[TASK INSTRUCTIONS]: From the data that follows, copy every line holding the string "digital".

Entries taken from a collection
= = = = = = =
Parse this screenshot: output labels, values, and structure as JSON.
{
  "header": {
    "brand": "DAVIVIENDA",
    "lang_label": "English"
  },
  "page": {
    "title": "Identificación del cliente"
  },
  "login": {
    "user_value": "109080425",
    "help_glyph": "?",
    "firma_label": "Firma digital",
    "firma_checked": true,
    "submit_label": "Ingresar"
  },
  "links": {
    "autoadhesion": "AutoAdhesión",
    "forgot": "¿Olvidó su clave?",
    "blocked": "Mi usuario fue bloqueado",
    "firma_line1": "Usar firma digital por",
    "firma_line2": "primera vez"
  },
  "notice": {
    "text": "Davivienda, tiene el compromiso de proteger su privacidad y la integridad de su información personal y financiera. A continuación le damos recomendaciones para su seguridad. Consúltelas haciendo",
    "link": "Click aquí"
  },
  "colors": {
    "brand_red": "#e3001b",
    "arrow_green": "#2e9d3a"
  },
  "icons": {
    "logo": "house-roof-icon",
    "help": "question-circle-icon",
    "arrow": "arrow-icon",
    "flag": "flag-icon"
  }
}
= = = = = = =
[TASK RESULT]:
    "firma_label": "Firma digital",
    "firma_line1": "Usar firma digital por",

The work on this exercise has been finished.